WHAT NEEDS TO BE DONE
Extract each line of the material that follows exactly and omit its pictures.

STORED ROWS
________________

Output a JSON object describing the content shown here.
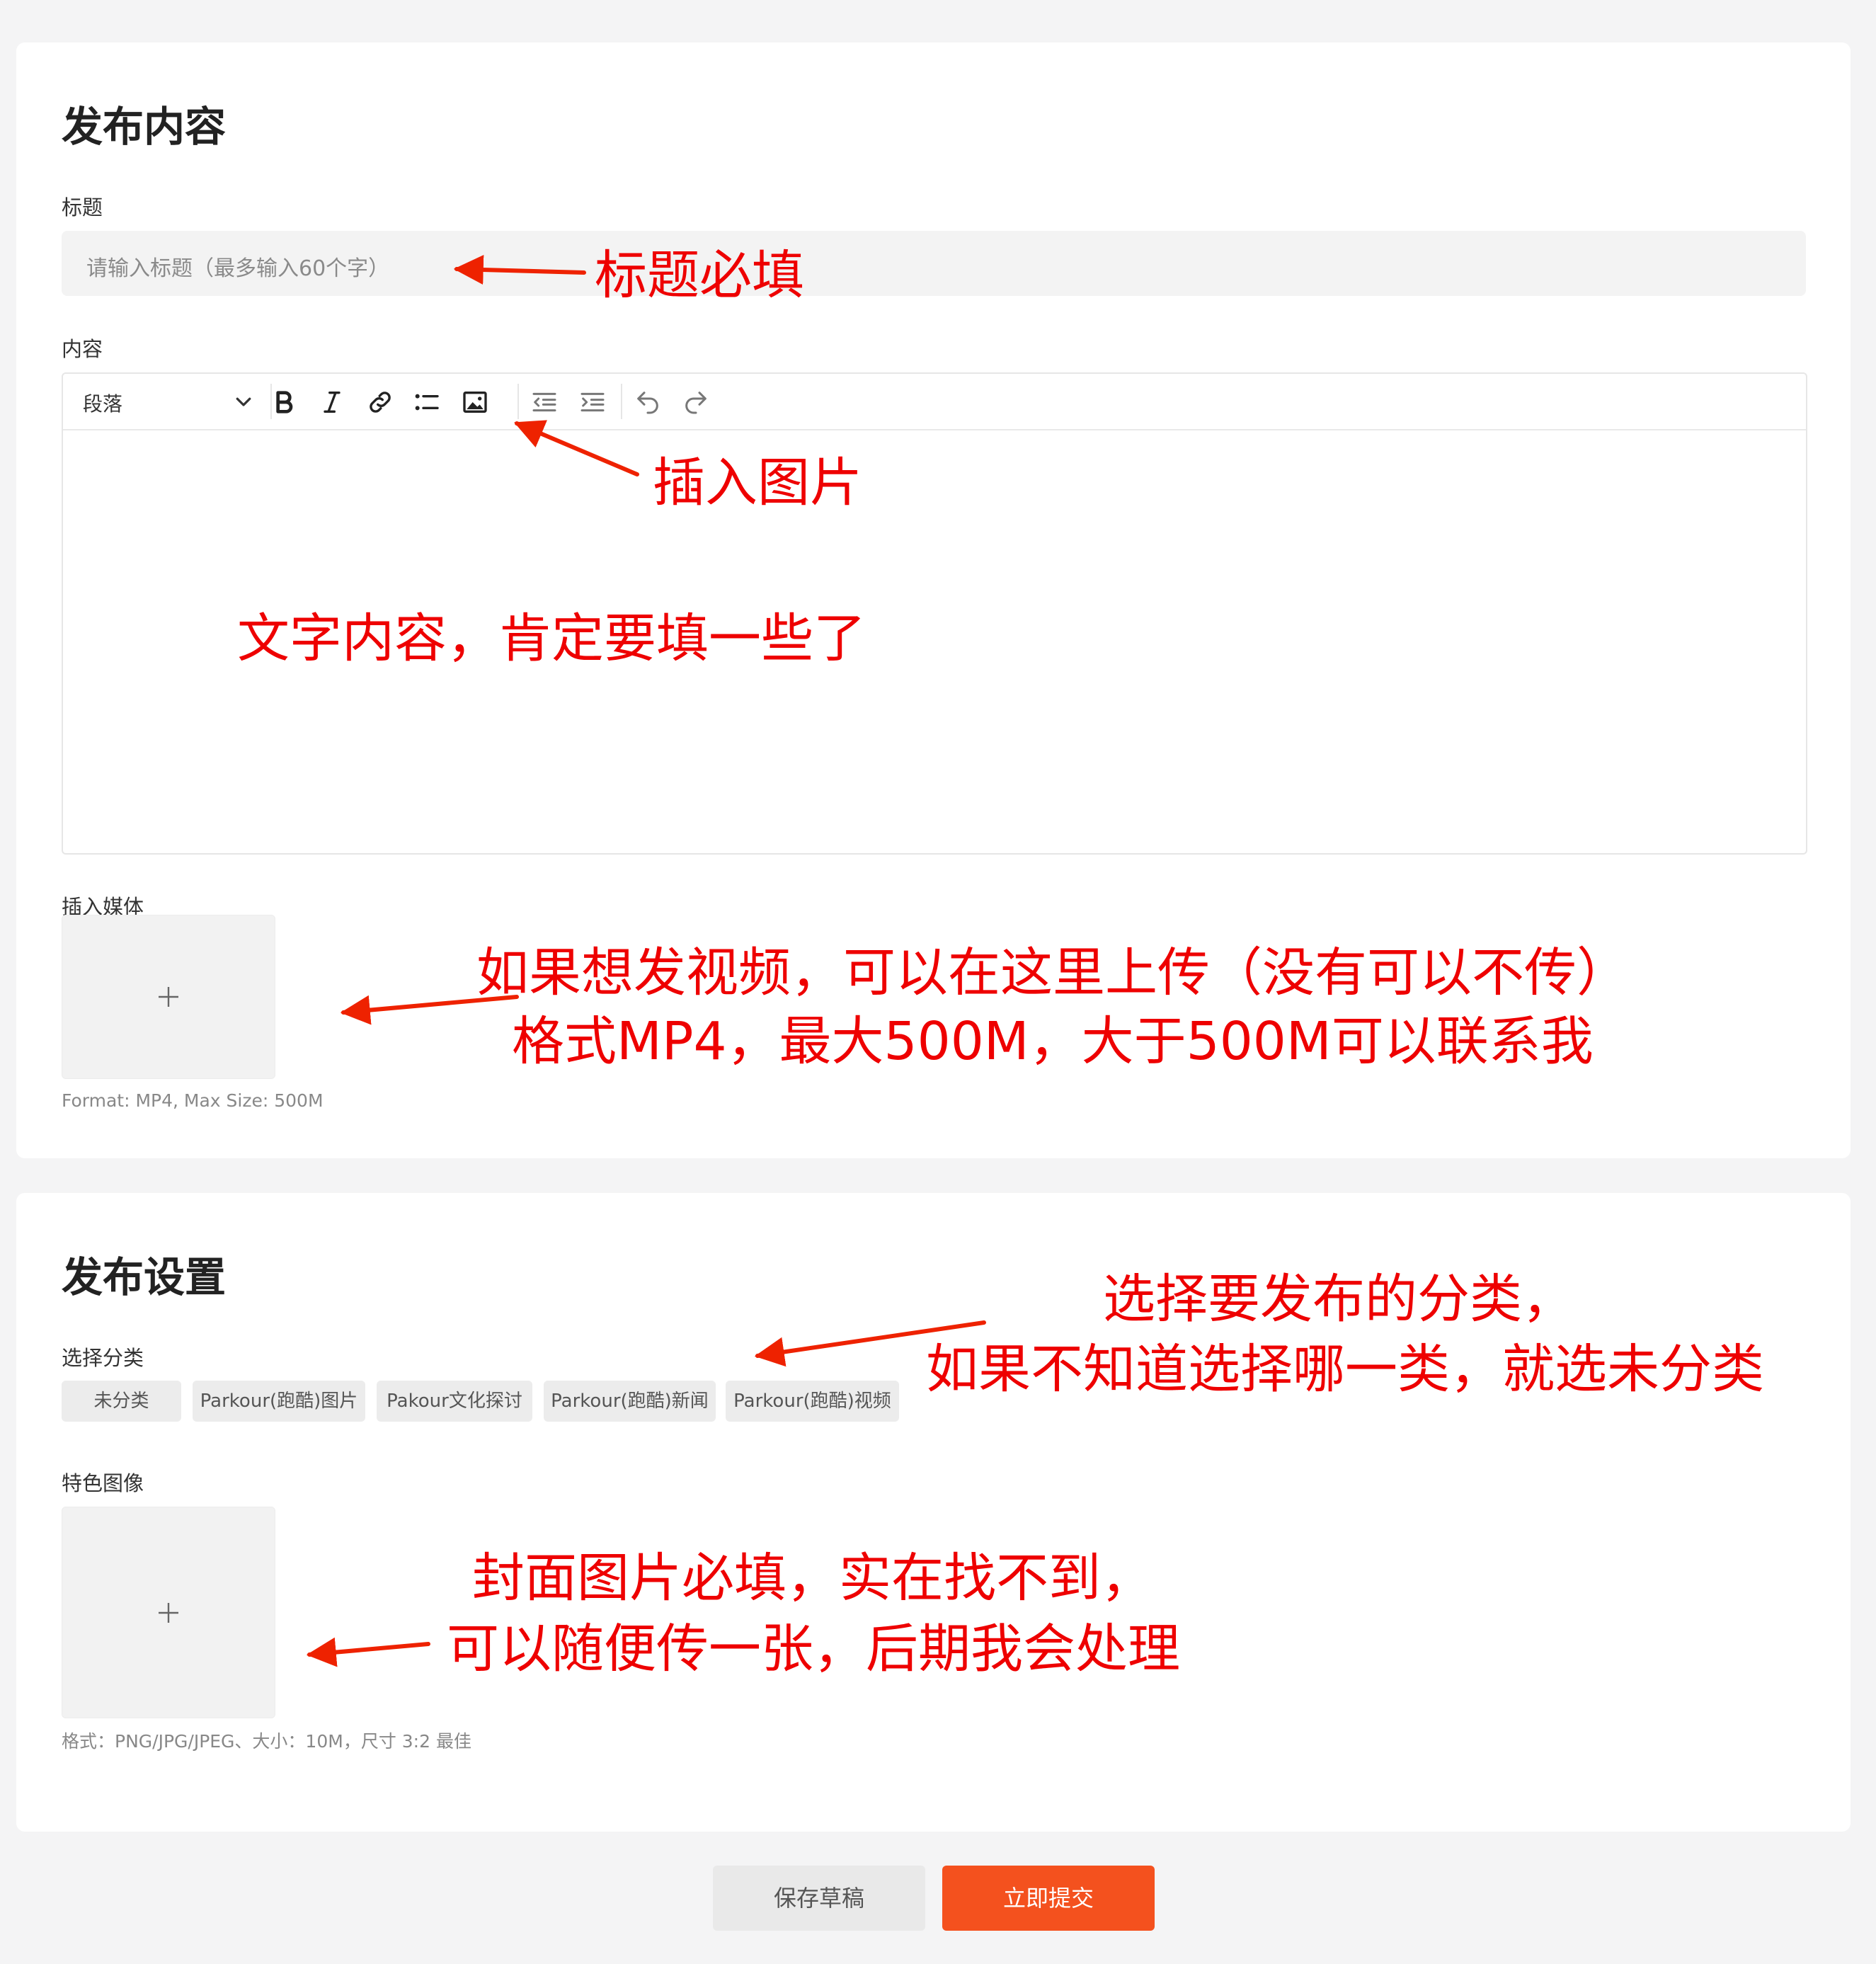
{
  "publish_content": {
    "heading": "发布内容",
    "title_label": "标题",
    "title_placeholder": "请输入标题（最多输入60个字）",
    "content_label": "内容",
    "toolbar": {
      "block_format": "段落",
      "icons": [
        "chevron-down-icon",
        "bold-icon",
        "italic-icon",
        "link-icon",
        "bulleted-list-icon",
        "insert-image-icon",
        "outdent-icon",
        "indent-icon",
        "undo-icon",
        "redo-icon"
      ]
    },
    "media_label": "插入媒体",
    "media_hint": "Format: MP4, Max Size: 500M"
  },
  "publish_settings": {
    "heading": "发布设置",
    "category_label": "选择分类",
    "categories": [
      "未分类",
      "Parkour(跑酷)图片",
      "Pakour文化探讨",
      "Parkour(跑酷)新闻",
      "Parkour(跑酷)视频"
    ],
    "featured_label": "特色图像",
    "featured_hint": "格式：PNG/JPG/JPEG、大小：10M，尺寸 3:2 最佳"
  },
  "actions": {
    "save_draft": "保存草稿",
    "submit": "立即提交"
  },
  "annotations": {
    "title_required": "标题必填",
    "insert_image": "插入图片",
    "content_note": "文字内容，肯定要填一些了",
    "video_line1": "如果想发视频，可以在这里上传（没有可以不传）",
    "video_line2": "格式MP4，最大500M，大于500M可以联系我",
    "category_line1": "选择要发布的分类，",
    "category_line2": "如果不知道选择哪一类，就选未分类",
    "cover_line1": "封面图片必填，实在找不到，",
    "cover_line2": "可以随便传一张，后期我会处理"
  },
  "colors": {
    "accent": "#f4511e",
    "annotation": "#ee0000",
    "background": "#f4f4f5"
  }
}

________________

RESPONSE TO THE TASK
Output a JSON object describing the content shown here.
{
  "publish_content": {
    "heading": "发布内容",
    "title_label": "标题",
    "title_placeholder": "请输入标题（最多输入60个字）",
    "content_label": "内容",
    "toolbar": {
      "block_format": "段落",
      "icons": [
        "chevron-down-icon",
        "bold-icon",
        "italic-icon",
        "link-icon",
        "bulleted-list-icon",
        "insert-image-icon",
        "outdent-icon",
        "indent-icon",
        "undo-icon",
        "redo-icon"
      ]
    },
    "media_label": "插入媒体",
    "media_hint": "Format: MP4, Max Size: 500M"
  },
  "publish_settings": {
    "heading": "发布设置",
    "category_label": "选择分类",
    "categories": [
      "未分类",
      "Parkour(跑酷)图片",
      "Pakour文化探讨",
      "Parkour(跑酷)新闻",
      "Parkour(跑酷)视频"
    ],
    "featured_label": "特色图像",
    "featured_hint": "格式：PNG/JPG/JPEG、大小：10M，尺寸 3:2 最佳"
  },
  "actions": {
    "save_draft": "保存草稿",
    "submit": "立即提交"
  },
  "annotations": {
    "title_required": "标题必填",
    "insert_image": "插入图片",
    "content_note": "文字内容，肯定要填一些了",
    "video_line1": "如果想发视频，可以在这里上传（没有可以不传）",
    "video_line2": "格式MP4，最大500M，大于500M可以联系我",
    "category_line1": "选择要发布的分类，",
    "category_line2": "如果不知道选择哪一类，就选未分类",
    "cover_line1": "封面图片必填，实在找不到，",
    "cover_line2": "可以随便传一张，后期我会处理"
  },
  "colors": {
    "accent": "#f4511e",
    "annotation": "#ee0000",
    "background": "#f4f4f5"
  }
}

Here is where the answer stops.